EXERCISE AIM ▸ Find and copy every line in the records that includes the string "sich".

MATERIAL SUPPLIED ▸
━━━━━━━━

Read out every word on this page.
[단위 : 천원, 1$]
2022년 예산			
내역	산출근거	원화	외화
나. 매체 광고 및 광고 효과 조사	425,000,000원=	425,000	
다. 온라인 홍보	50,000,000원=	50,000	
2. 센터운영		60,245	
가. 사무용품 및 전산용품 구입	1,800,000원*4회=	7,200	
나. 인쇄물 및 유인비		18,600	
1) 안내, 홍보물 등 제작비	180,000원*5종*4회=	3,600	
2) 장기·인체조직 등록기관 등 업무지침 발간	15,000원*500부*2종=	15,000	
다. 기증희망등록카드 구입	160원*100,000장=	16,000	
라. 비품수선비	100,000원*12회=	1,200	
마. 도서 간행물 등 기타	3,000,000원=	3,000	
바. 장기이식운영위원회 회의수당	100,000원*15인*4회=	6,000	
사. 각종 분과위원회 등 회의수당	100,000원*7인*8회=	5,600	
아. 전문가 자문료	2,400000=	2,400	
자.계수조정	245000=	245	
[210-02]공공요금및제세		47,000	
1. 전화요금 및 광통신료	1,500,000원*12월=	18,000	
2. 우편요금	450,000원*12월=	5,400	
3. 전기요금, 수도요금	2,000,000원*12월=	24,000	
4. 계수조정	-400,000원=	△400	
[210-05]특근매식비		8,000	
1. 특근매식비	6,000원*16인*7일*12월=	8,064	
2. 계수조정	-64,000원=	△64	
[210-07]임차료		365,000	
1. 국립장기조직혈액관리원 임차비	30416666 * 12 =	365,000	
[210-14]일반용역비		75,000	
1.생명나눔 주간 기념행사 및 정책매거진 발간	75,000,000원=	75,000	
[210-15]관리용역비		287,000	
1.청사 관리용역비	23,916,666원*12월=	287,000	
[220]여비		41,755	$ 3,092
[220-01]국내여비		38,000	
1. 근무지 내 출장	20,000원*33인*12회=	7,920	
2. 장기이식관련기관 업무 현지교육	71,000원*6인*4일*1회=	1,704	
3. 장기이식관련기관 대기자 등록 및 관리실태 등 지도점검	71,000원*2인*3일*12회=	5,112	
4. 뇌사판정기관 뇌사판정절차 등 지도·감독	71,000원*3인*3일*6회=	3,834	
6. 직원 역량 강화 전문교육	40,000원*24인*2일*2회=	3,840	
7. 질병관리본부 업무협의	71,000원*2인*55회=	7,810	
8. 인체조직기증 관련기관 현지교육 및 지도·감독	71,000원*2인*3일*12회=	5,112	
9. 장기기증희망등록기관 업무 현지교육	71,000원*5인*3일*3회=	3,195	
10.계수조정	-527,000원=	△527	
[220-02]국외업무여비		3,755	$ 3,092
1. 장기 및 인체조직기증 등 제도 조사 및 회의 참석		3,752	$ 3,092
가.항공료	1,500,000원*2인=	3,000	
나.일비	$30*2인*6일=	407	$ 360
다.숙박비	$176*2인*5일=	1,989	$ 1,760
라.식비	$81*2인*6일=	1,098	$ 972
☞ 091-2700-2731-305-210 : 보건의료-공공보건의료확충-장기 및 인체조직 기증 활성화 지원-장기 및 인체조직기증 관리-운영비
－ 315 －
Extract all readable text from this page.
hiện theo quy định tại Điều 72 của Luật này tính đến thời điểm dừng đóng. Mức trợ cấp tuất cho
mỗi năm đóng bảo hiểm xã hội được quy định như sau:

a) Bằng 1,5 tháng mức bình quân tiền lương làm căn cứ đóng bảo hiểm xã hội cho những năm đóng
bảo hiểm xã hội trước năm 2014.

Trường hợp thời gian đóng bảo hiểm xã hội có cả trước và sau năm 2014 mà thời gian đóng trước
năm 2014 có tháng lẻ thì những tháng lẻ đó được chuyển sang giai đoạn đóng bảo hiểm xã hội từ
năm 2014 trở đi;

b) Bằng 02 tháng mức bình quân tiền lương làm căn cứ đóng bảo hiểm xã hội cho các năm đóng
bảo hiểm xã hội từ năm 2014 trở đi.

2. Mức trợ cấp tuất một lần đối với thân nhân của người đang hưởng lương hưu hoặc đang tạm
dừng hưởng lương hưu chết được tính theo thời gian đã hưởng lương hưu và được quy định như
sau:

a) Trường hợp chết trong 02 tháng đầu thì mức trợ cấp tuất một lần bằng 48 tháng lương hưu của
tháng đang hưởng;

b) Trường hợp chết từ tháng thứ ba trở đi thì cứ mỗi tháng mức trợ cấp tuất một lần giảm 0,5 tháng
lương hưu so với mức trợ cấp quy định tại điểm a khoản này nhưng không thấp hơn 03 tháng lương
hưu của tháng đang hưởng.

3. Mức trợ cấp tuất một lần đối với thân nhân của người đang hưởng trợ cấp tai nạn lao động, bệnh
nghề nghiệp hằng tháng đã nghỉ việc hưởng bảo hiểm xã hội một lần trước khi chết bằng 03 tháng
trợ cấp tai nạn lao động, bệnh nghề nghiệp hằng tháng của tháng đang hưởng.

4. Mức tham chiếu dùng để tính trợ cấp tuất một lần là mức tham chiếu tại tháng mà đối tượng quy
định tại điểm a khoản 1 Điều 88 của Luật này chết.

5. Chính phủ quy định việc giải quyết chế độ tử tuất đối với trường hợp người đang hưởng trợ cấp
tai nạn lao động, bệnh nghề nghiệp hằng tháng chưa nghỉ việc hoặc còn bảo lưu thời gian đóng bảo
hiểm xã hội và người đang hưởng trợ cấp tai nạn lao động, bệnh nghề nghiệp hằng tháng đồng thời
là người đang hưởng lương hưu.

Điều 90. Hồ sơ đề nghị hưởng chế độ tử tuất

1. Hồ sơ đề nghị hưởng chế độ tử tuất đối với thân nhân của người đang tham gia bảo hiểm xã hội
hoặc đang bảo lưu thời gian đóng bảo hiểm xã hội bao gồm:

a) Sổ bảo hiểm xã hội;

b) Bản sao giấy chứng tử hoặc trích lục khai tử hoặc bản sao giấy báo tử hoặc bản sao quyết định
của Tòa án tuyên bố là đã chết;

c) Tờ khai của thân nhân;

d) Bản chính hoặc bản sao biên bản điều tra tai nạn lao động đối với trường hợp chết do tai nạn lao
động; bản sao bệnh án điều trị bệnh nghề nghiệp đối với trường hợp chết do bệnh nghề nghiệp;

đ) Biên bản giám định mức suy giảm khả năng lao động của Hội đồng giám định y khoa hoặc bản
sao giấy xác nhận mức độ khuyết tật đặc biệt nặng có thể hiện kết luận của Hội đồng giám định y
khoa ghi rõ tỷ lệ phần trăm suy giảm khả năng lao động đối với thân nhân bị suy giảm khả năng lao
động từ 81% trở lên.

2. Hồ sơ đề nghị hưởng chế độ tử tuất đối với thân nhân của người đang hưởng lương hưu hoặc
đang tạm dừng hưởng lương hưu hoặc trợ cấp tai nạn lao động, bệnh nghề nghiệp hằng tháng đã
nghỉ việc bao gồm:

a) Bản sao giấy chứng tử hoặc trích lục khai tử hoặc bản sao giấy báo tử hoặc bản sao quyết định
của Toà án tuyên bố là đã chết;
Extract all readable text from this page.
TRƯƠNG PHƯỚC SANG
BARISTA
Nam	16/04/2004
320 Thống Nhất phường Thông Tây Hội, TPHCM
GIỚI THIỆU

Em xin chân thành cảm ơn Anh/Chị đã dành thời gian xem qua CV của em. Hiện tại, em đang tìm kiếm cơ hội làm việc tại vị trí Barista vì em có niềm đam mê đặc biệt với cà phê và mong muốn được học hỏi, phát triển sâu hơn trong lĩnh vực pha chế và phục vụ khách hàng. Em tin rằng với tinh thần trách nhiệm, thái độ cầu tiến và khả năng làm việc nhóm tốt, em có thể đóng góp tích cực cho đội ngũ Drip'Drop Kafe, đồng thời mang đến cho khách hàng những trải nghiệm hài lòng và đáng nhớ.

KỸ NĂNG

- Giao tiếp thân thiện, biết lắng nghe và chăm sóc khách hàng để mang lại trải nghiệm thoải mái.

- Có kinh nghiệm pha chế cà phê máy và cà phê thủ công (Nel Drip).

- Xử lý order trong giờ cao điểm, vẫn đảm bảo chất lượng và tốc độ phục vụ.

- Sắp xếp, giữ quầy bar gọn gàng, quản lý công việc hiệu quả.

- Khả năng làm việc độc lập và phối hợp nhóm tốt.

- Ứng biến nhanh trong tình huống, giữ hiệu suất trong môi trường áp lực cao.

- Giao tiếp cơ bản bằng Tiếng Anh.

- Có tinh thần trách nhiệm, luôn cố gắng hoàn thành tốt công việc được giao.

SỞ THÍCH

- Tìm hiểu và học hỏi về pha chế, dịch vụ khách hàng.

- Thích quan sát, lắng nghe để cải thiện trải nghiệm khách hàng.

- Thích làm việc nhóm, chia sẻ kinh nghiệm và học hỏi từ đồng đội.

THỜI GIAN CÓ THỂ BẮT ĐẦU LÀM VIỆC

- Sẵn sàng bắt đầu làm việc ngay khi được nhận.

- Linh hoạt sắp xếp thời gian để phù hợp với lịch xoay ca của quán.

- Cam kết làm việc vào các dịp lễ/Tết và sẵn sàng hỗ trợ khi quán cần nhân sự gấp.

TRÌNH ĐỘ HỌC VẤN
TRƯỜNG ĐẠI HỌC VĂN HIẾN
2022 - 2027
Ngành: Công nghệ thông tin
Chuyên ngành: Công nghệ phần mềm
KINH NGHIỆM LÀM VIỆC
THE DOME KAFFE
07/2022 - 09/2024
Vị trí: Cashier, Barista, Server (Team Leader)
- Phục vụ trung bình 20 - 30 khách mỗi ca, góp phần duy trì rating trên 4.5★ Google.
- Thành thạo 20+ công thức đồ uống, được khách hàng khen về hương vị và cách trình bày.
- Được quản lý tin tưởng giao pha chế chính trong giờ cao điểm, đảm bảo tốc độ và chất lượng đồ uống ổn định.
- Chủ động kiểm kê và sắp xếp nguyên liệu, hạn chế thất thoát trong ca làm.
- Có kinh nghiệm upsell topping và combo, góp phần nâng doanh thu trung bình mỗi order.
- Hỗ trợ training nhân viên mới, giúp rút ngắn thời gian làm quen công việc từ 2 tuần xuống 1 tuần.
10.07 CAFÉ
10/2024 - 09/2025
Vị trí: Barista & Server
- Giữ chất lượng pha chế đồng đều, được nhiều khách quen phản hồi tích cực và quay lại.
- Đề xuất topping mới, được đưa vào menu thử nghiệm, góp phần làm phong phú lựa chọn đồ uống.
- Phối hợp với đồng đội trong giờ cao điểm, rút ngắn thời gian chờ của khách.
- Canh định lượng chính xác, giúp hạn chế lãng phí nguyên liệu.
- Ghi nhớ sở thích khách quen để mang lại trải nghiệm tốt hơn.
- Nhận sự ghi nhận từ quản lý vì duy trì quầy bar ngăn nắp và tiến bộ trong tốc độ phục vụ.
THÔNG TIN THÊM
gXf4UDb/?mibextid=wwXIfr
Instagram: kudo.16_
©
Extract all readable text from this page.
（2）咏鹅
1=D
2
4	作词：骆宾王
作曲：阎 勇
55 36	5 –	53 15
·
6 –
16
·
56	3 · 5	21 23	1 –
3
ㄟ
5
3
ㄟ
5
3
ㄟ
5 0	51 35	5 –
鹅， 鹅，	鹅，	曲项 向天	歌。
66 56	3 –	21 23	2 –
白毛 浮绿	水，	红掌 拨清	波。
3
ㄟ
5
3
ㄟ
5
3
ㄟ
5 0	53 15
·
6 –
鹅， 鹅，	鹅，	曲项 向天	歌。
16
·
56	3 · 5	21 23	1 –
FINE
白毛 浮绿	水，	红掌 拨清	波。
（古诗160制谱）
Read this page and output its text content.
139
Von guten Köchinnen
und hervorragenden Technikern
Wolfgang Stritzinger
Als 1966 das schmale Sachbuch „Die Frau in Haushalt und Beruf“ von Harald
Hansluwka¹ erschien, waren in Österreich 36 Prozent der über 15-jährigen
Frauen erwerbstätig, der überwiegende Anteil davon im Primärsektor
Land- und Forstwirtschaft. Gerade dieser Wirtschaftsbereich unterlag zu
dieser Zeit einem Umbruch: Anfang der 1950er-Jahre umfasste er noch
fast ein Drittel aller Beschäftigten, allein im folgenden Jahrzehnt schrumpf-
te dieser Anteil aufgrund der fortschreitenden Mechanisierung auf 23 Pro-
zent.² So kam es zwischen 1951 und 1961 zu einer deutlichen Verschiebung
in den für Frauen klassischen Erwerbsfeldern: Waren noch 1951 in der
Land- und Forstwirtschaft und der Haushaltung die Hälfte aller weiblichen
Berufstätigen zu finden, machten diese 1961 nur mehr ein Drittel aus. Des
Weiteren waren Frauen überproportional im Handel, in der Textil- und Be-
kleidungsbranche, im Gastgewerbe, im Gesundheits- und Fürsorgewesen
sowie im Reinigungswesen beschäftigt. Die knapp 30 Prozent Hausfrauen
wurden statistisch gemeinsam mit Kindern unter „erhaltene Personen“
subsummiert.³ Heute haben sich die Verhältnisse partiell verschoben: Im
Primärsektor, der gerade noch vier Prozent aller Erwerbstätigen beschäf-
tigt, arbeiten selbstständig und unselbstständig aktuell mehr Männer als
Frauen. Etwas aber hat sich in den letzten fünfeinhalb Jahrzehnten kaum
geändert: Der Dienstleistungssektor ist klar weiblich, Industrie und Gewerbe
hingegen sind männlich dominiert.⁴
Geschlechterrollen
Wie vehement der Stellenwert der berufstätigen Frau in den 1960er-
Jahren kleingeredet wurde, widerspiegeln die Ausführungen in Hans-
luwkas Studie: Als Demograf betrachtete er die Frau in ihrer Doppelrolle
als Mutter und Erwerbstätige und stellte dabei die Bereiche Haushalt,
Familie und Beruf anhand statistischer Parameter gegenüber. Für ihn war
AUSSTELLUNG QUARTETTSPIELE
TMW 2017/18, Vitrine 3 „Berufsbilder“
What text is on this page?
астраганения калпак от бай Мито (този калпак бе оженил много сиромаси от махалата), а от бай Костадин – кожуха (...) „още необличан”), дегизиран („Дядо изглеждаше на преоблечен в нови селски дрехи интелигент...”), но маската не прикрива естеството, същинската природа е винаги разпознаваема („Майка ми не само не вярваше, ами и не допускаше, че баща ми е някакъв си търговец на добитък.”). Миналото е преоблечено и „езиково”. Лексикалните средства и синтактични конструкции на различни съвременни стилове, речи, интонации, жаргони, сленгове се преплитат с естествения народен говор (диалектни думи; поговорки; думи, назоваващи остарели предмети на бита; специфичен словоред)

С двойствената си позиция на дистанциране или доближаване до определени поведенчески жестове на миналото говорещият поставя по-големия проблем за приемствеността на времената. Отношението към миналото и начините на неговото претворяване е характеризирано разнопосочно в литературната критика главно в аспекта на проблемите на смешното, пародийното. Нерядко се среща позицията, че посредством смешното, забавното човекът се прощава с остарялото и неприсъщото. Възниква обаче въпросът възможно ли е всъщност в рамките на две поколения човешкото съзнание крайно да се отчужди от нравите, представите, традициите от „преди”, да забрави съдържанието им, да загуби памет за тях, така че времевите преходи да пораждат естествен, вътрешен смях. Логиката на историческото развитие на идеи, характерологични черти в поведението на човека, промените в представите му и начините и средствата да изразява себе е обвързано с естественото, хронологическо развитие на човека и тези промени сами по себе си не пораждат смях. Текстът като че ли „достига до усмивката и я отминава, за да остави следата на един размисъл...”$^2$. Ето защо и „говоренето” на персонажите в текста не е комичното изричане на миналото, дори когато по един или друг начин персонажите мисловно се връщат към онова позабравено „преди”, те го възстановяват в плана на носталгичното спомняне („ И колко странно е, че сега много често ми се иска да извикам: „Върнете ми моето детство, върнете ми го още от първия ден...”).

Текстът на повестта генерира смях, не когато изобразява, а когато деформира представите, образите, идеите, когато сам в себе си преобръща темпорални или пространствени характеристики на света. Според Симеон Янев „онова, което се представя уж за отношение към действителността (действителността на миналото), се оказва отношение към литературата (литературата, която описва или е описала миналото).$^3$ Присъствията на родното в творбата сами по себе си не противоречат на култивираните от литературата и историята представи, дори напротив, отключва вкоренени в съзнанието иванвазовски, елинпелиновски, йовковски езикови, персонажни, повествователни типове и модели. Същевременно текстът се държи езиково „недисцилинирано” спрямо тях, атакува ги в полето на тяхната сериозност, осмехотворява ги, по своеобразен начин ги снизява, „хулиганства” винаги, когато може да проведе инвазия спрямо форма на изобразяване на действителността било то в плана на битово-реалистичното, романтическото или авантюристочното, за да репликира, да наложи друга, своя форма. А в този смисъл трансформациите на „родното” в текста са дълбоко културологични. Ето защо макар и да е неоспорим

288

━━━━━━━━

SOLUTION TO THIS EXERCISE ▸
subsummiert.³ Heute haben sich die Verhältnisse partiell verschoben: Im
Frauen. Etwas aber hat sich in den letzten fünfeinhalb Jahrzehnten kaum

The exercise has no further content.